------ Entries shown
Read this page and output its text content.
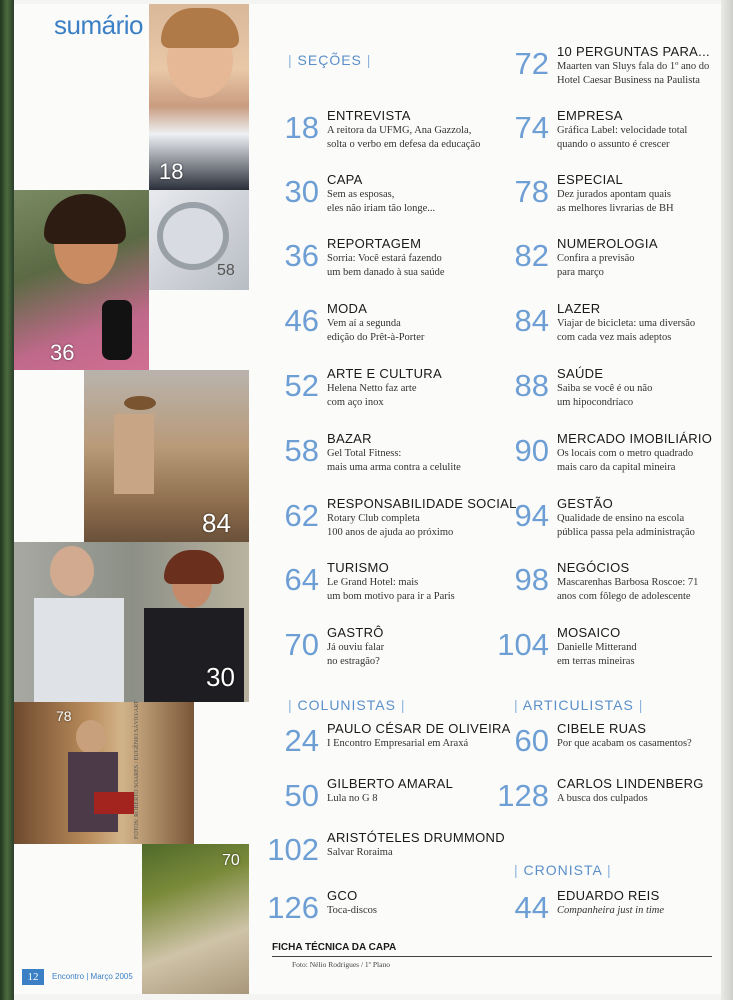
sumário
18
36
58
84
30
78
70
FOTOS: ROBERTO SOARES / EUGÊNIO SÁVIO/ART
| SEÇÕES |
| COLUNISTAS |	| ARTICULISTAS |
| CRONISTA |
18 ENTREVISTA
A reitora da UFMG, Ana Gazzola,
solta o verbo em defesa da educação
30 CAPA
Sem as esposas,
eles não iriam tão longe...
36 REPORTAGEM
Sorria: Você estará fazendo
um bem danado à sua saúde
46 MODA
Vem aí a segunda
edição do Prêt-à-Porter
52 ARTE E CULTURA
Helena Netto faz arte
com aço inox
58 BAZAR
Gel Total Fitness:
mais uma arma contra a celulite
62 RESPONSABILIDADE SOCIAL
Rotary Club completa
100 anos de ajuda ao próximo
64 TURISMO
Le Grand Hotel: mais
um bom motivo para ir a Paris
70 GASTRÔ
Já ouviu falar
no estragão?
72 10 PERGUNTAS PARA...
Maarten van Sluys fala do 1º ano do
Hotel Caesar Business na Paulista
74 EMPRESA
Gráfica Label: velocidade total
quando o assunto é crescer
78 ESPECIAL
Dez jurados apontam quais
as melhores livrarias de BH
82 NUMEROLOGIA
Confira a previsão
para março
84 LAZER
Viajar de bicicleta: uma diversão
com cada vez mais adeptos
88 SAÚDE
Saiba se você é ou não
um hipocondríaco
90 MERCADO IMOBILIÁRIO
Os locais com o metro quadrado
mais caro da capital mineira
94 GESTÃO
Qualidade de ensino na escola
pública passa pela administração
98 NEGÓCIOS
Mascarenhas Barbosa Roscoe: 71
anos com fôlego de adolescente
104 MOSAICO
Danielle Mitterand
em terras mineiras
24 PAULO CÉSAR DE OLIVEIRA
I Encontro Empresarial em Araxá
50 GILBERTO AMARAL
Lula no G 8
102 ARISTÓTELES DRUMMOND
Salvar Roraima
126 GCO
Toca-discos
60 CIBELE RUAS
Por que acabam os casamentos?
128 CARLOS LINDENBERG
A busca dos culpados
44 EDUARDO REIS
Companheira just in time
FICHA TÉCNICA DA CAPA
Foto: Nélio Rodrigues / 1º Plano
12	Encontro | Março 2005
------------
Job
Pull out every line above that holds the word "anos".

Output below
100 anos de ajuda ao próximo
anos com fôlego de adolescente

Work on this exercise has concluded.